Entretien avec Jacky Duguépéroux, double vainqueur de la coupe de la Ligue avec le Racing
Jacky Duguépéroux, tout sourire avec le président Gindorf, lors du sacre de 2005.
Jacky Duguépéroux a remporté deux coupes de la Ligue sur le banc du Racing, en 1997 et en 2005. Le plus titré des entraîneurs strasbourgeois ouvre la boîte à souvenirs.
« C’est toujours une grande fierté de gagner un trophée ». Jacky Duguépéroux, 71 ans, arbore un grand sourire au moment d’évoquer les deux victoires du Racing en coupe de la Ligue.
Pourtant, le natif de Saint-Malo n’est pas des plus bavards. Ni du genre à étaler ses sentiments sur la place publique. Mais à quelques jours de la troisième finale dans la compétition pour le Racing, les souvenirs de 1997 et 2005 remontent forcément à la surface.
« Les titres, personne ne peut te les enlever »À commencer par les plus anciens, liés à cette finale face à Bordeaux. « En 1997, notre parcours a été facilité, parce qu’on a reçu à chaque tour à la Meinau et on a à chaque fois gagné sur des scores assez nets », se remémore le coach.
Trois jours avant le rendez-vous, Jacky Duguépéroux décide de délocaliser ses troupes à Clairefontaine. « Le président Weller avait bien fait les choses, se souvient le coach. On avait tiré les leçons de la finale de la Coupe de France perdue en 1995, où on était parti la veille et où on avait dormi dans un hôtel près du périphérique. Ce n’était pas l’idéal ».
Dans le cadre bucolique qui accueille habituellement l’Équipe de France, le Racing se prépare au mieux. Seul hic, l’incertitude concernant la participation ou non du gardien Alexander Vencel. « Il a été incertain jusqu’au bout. Il avait très mal au genou, on lui a fait une infiltration, mais je me souviens que Thierry Debès s’était échauffé, car on n’était pas sûr qu’il pouvait jouer », rappelle l’entraîneur.

◆ ◆ ◆ ◆

Exercice court 1 —
Recopiez à l'identique le passage de l'entretien qui débute aux mots « Pourtant, le natif » et s'arrête après les mots « remémore le coach. ».

Enregistrements fournis —
◆ ◆ ◆ ◆

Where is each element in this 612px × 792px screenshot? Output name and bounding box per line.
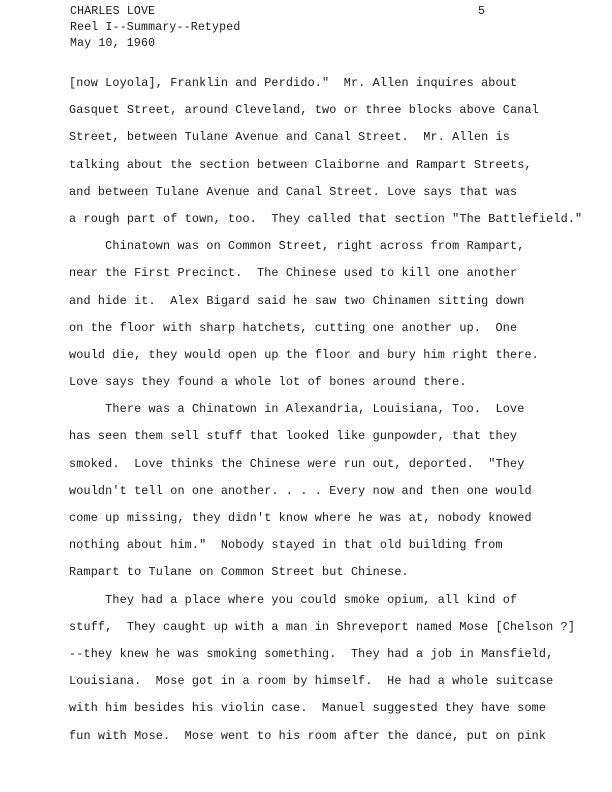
- text-line: wouldn't tell on one another. . . . Every now and then one would: [69, 483, 532, 498]
- text-line: stuff, They caught up with a man in Shreveport named Mose [Chelson ?]: [69, 619, 576, 634]
- text-line: near the First Precinct. The Chinese used to kill one another: [69, 266, 518, 281]
- header-date: May 10, 1960: [70, 37, 156, 50]
- page-number: 5: [478, 5, 485, 18]
- text-line: has seen them sell stuff that looked like gunpowder, that they: [69, 429, 518, 444]
- text-line: on the floor with sharp hatchets, cutting one another up. One: [69, 320, 518, 335]
- text-line: Gasquet Street, around Cleveland, two or three blocks above Canal: [69, 103, 539, 118]
- text-line: and between Tulane Avenue and Canal Street. Love says that was: [69, 184, 518, 199]
- text-line: fun with Mose. Mose went to his room after the dance, put on pink: [69, 728, 547, 743]
- text-line: Street, between Tulane Avenue and Canal Street. Mr. Allen is: [69, 130, 510, 145]
- text-line: --they knew he was smoking something. They had a job in Mansfield,: [69, 646, 554, 661]
- text-line: Love says they found a whole lot of bones around there.: [69, 375, 467, 390]
- text-line: would die, they would open up the floor and bury him right there.: [69, 347, 539, 362]
- document-header: [70, 4, 240, 52]
- text-line: smoked. Love thinks the Chinese were run out, deported. "They: [69, 456, 525, 471]
- body-text: [69, 70, 599, 750]
- text-line: Louisiana. Mose got in a room by himself. He had a whole suitcase: [69, 674, 554, 689]
- text-line: Rampart to Tulane on Common Street but Chinese.: [69, 565, 409, 580]
- text-line: talking about the section between Claiborne and Rampart Streets,: [69, 157, 532, 172]
- text-line: Chinatown was on Common Street, right across from Rampart,: [69, 239, 525, 254]
- text-line: with him besides his violin case. Manuel suggested they have some: [69, 701, 547, 716]
- text-line: nothing about him." Nobody stayed in that old building from: [69, 538, 503, 553]
- text-line: There was a Chinatown in Alexandria, Louisiana, Too. Love: [69, 402, 525, 417]
- header-name: CHARLES LOVE: [70, 5, 156, 18]
- text-line: a rough part of town, too. They called that section "The Battlefield.": [69, 211, 583, 226]
- header-reel: Reel I--Summary--Retyped: [70, 21, 241, 34]
- text-line: and hide it. Alex Bigard said he saw two Chinamen sitting down: [69, 293, 525, 308]
- text-line: They had a place where you could smoke opium, all kind of: [69, 592, 518, 607]
- text-line: [now Loyola], Franklin and Perdido." Mr. Allen inquires about: [69, 76, 518, 90]
- text-line: come up missing, they didn't know where he was at, nobody knowed: [69, 511, 532, 525]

◆ ◆ ◆ ◆

Exercice court 2 —
Reproduisez sans aucune modification les lignes des enregistrements, de la ligne contenant « - text-line: wouldn't » jusqu'à celle contenant « - text-line: and between », ces deux lignes incluses, et uniquement celles-ci.

Réponse attendue 1 —
Pourtant, le natif de Saint-Malo n’est pas des plus bavards. Ni du genre à étaler ses sentiments sur la place publique. Mais à quelques jours de la troisième finale dans la compétition pour le Racing, les souvenirs de 1997 et 2005 remontent forcément à la surface.
« Les titres, personne ne peut te les enlever »À commencer par les plus anciens, liés à cette finale face à Bordeaux. « En 1997, notre parcours a été facilité, parce qu’on a reçu à chaque tour à la Meinau et on a à chaque fois gagné sur des scores assez nets », se remémore le coach.

Réponse attendue 2 —
- text-line: wouldn't tell on one another. . . . Every now and then one would: [69, 483, 532, 498]
- text-line: stuff, They caught up with a man in Shreveport named Mose [Chelson ?]: [69, 619, 576, 634]
- text-line: near the First Precinct. The Chinese used to kill one another: [69, 266, 518, 281]
- header-date: May 10, 1960: [70, 37, 156, 50]
- page-number: 5: [478, 5, 485, 18]
- text-line: has seen them sell stuff that looked like gunpowder, that they: [69, 429, 518, 444]
- text-line: on the floor with sharp hatchets, cutting one another up. One: [69, 320, 518, 335]
- text-line: Gasquet Street, around Cleveland, two or three blocks above Canal: [69, 103, 539, 118]
- text-line: and between Tulane Avenue and Canal Street. Love says that was: [69, 184, 518, 199]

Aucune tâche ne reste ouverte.